## begin EXTRACTED ENTRIES

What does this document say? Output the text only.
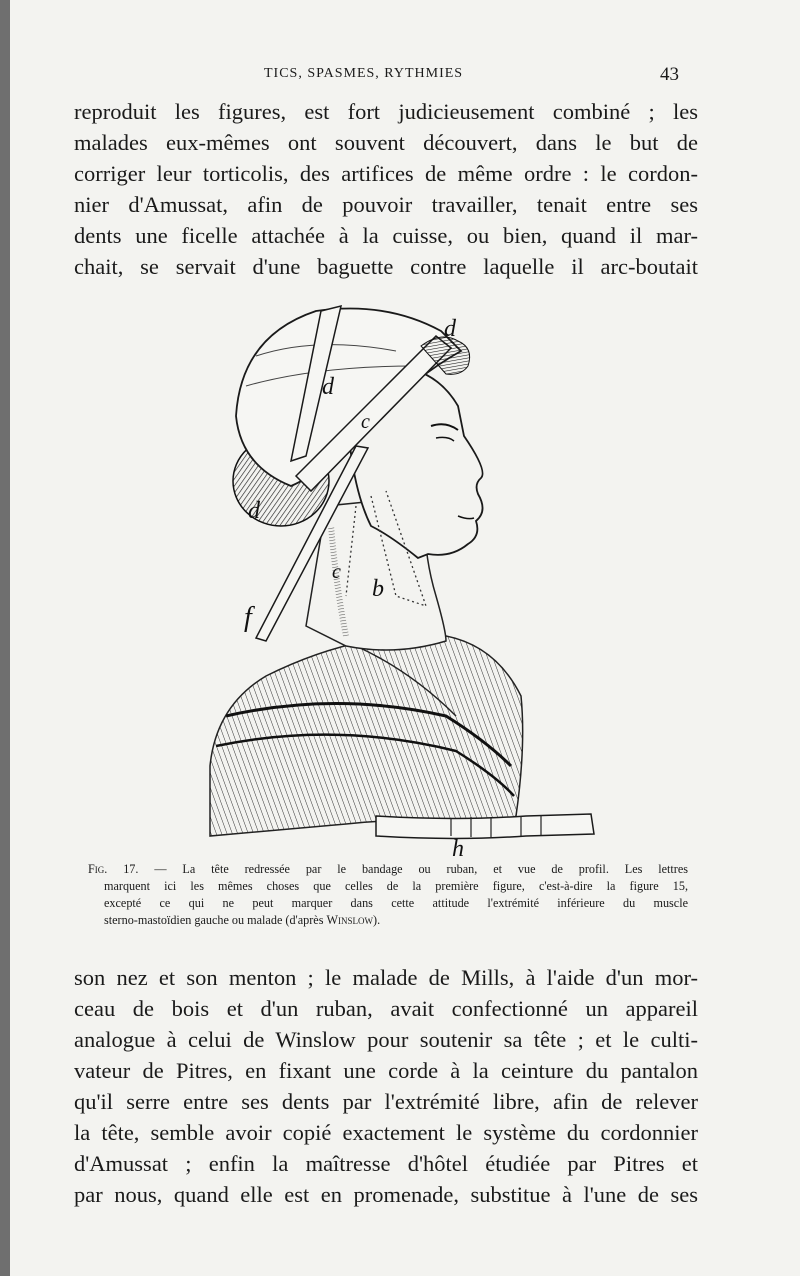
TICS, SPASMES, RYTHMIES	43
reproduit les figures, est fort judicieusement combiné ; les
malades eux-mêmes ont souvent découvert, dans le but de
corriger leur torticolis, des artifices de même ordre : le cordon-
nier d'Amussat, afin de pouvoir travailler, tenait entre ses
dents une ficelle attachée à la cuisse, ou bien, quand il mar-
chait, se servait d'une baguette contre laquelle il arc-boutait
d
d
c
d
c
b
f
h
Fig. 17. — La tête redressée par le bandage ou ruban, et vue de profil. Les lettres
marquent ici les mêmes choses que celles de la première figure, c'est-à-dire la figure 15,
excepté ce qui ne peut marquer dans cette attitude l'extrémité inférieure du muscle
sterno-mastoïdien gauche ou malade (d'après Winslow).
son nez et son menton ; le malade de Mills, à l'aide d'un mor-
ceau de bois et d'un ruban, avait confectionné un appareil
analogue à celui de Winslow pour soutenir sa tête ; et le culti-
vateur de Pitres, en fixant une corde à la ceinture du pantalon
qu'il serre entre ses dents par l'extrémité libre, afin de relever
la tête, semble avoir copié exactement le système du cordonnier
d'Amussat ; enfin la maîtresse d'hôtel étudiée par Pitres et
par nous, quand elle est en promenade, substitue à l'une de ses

## end EXTRACTED ENTRIES
## begin EXTRACTED ENTRIES

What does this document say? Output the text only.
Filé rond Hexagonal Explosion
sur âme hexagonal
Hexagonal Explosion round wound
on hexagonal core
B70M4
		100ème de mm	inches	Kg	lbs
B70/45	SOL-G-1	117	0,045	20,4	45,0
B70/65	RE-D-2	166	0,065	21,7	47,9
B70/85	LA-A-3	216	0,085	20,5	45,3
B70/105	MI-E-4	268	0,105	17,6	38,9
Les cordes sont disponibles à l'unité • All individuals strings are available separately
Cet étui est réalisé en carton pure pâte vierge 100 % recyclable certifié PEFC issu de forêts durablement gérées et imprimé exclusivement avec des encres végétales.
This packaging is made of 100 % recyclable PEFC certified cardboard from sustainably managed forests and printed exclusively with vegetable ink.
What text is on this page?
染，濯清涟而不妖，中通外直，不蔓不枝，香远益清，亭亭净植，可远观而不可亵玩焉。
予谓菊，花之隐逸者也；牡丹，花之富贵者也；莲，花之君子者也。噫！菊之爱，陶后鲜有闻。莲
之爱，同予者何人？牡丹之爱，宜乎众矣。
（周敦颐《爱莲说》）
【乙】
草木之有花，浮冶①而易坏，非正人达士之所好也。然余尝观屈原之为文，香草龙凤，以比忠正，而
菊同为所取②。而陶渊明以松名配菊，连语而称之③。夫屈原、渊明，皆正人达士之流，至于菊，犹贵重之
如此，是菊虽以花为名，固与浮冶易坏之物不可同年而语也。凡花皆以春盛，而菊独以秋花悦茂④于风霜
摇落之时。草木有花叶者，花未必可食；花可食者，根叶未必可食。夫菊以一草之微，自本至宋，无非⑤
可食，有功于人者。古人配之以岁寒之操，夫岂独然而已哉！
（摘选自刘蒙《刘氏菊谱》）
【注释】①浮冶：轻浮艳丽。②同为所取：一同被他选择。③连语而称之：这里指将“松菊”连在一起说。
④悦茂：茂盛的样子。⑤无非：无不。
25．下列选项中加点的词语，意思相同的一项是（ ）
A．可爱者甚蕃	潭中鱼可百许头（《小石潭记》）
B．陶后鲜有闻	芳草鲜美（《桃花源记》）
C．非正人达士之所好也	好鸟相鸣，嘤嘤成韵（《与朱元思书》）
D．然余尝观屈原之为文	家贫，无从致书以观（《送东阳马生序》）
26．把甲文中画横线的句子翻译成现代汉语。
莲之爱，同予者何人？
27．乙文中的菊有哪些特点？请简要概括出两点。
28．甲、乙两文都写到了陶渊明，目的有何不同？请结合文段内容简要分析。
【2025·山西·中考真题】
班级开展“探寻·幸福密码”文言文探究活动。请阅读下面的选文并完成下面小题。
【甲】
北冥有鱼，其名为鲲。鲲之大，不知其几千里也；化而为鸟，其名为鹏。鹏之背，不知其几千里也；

## end EXTRACTED ENTRIES

WORK INSTRUCTIONS:
All lines that include "tête" are to be gathered and copied.

RESULT:
Fig. 17. — La tête redressée par le bandage ou ruban, et vue de profil. Les lettres
analogue à celui de Winslow pour soutenir sa tête ; et le culti-
la tête, semble avoir copié exactement le système du cordonnier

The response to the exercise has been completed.